- [Short problem 1]:
In the text on Zulu reduplication, how many examples did the elicitation set contain for speakers to reduplicate?

- [Document text]:
***

Broadly speaking, there are two main dimensions to the variation, both referenced in examples (2–5) above:
Whether or not -yi- augmentation is available for sub-minimal stems
The availability of prefixal morphemes such as ya-, sa-, ku-, and object markers for reduplication.
The findings will be discussed more fully in the results (Section 6), but in the course of conducting the fieldwork described here, it rapidly became clear that there was essentially a single grammar of conservative reduplication (see Section 2), but the innovative grammar of reduplication is not so easily delineated or covered under a single description. The conservative approach was found in all of the older and some of the younger rural speakers, while the innovative approaches were found in some of the younger rural speakers and all of the urban ones. It is important to note that due to the settlement and residency laws that were in place under apartheid, older urban speakers are not a well-represented population demographic. In the course of the research, I was unable to consult any speakers who matched this description, and as such, they are unfortunately absent from the findings.
5 Methodology and participants
As a linguistic phenomenon, it is rare to encounter reduplication “in the wild”, that is, in naturally-occurring Zulu discourse. Although the gold standard for any sociolinguistic investigation are data collected in the course of a naturalistic interview (Labov 1981), this kind of approach is not feasible for reduplication in Zulu. Instead, the data presented here were collected through elicitation sessions, typically conducted one-on-one, but occasionally in group settings. After obtaining demographic information, I would first establish the speaker’s familiarity with reduplication through straightforward examples (like those shown in (1)); I then explained that I was interested in this verb doubling process (for those speakers entirely unfamiliar with reduplication, the elicitation would end here, though they are still included in the sample of speakers). Sentences containing non-reduplicated verbs were written on index cards, and speakers picked up each card, read the sentence as written, and then read it with the verb reduplicated (3 speakers were illiterate, for these participants research assistants who were native speakers of Zulu read the sentences aloud). The elicitation set contained 50–60 examples for speakers to reduplicate (not all being target forms). As mentioned above, it is possible for some speakers to produce multiple acceptable reduplications for a single verb complex (see Hyman et al. 2009: 288–89, ex. (32a, b) for a more dramatic illustration of this point in Ndebele). For verb complexes where multiple acceptable forms were potentially possible (based on the literature or already-completed fieldwork), myself or a research assistant would prompt speakers as to whether another option was available, e.g. “Can you also say XXX?” For instance, if the card read Ingane isadla isinkwa “The child is still eating bread,” the interviewee might respond isadlayidla, to which I would ask “Can you also say isadlasadla ?” and this is how the interview would proceed. For some forms, no variation was expected (and further, none was found); these functioned as filler to make the task less burdensome and included examples like ngiyasebenza “I am working” which reduplicates solely as ngiyasebesebenza.

***

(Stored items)
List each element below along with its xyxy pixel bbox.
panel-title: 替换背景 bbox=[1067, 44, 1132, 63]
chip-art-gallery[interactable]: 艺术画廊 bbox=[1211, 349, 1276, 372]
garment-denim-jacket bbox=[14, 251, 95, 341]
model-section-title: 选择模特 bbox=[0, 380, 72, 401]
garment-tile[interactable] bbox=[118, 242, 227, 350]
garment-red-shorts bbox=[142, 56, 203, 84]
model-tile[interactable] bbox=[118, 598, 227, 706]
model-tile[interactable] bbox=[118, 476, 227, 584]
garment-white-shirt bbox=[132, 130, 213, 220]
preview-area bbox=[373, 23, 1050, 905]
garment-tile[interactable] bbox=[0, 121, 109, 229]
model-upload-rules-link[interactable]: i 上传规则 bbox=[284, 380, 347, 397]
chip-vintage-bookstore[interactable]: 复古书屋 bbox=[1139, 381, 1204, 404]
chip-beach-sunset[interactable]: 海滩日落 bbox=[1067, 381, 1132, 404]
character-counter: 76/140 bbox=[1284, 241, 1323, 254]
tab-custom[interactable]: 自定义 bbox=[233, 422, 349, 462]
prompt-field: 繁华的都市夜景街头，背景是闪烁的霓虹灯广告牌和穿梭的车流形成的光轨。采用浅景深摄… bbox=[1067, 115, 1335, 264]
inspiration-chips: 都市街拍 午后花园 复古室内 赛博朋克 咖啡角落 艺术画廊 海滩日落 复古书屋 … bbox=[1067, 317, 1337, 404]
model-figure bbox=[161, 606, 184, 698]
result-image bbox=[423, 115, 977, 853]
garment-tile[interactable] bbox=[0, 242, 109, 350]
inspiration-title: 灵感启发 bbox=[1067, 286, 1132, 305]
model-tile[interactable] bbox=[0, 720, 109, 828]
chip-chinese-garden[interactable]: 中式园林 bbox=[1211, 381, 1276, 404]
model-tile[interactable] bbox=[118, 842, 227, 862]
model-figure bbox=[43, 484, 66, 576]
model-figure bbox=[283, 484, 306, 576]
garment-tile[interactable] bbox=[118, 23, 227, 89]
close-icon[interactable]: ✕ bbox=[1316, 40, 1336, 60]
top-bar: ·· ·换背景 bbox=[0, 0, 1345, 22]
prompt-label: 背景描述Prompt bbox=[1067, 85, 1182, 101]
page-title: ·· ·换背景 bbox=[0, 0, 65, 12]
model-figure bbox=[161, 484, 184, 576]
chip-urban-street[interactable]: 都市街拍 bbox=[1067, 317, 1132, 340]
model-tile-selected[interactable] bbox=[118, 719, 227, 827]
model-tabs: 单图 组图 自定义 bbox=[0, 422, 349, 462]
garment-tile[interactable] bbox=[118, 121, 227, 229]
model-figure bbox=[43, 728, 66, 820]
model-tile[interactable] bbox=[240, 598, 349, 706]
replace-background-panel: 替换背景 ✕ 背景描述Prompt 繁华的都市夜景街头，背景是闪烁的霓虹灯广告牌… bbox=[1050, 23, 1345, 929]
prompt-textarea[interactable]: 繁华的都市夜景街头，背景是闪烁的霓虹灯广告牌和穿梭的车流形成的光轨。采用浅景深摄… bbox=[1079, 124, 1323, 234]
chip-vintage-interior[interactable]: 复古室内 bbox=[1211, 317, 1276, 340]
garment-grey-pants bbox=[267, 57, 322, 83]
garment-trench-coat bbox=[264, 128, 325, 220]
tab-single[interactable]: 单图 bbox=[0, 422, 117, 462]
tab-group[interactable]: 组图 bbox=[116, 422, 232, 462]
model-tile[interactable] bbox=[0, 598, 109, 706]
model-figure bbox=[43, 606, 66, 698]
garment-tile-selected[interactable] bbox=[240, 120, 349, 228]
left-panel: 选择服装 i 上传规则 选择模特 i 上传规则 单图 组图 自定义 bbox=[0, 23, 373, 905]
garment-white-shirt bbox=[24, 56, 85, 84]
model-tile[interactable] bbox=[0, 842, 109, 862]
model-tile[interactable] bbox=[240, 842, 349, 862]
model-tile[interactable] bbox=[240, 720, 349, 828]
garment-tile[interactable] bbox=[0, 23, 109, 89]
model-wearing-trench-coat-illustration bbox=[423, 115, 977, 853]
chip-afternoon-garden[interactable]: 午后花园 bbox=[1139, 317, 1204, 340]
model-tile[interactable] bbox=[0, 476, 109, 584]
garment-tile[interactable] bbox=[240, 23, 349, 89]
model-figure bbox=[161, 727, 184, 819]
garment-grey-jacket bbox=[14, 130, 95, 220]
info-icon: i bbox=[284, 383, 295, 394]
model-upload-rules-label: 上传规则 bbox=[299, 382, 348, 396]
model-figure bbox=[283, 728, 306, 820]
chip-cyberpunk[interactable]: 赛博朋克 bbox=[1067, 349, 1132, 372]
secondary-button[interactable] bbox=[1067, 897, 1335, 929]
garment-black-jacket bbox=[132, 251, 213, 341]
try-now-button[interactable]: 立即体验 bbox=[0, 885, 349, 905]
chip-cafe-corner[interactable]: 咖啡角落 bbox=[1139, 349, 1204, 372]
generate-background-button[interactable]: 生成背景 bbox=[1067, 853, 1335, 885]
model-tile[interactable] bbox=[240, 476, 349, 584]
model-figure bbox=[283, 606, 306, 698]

***

- [Short problem 2]:
Recast the listing as a numbered list, leaving out blank lines, from its first line up to and including the line with "model-tile[interactable] bbox=[118, 476, 227, 584]".

- [Final result 1]:
50–60 examples.

- [Final result 2]:
1. List each element below along with its xyxy pixel bbox.
2. panel-title: 替换背景 bbox=[1067, 44, 1132, 63]
3. chip-art-gallery[interactable]: 艺术画廊 bbox=[1211, 349, 1276, 372]
4. garment-denim-jacket bbox=[14, 251, 95, 341]
5. model-section-title: 选择模特 bbox=[0, 380, 72, 401]
6. garment-tile[interactable] bbox=[118, 242, 227, 350]
7. garment-red-shorts bbox=[142, 56, 203, 84]
8. model-tile[interactable] bbox=[118, 598, 227, 706]
9. model-tile[interactable] bbox=[118, 476, 227, 584]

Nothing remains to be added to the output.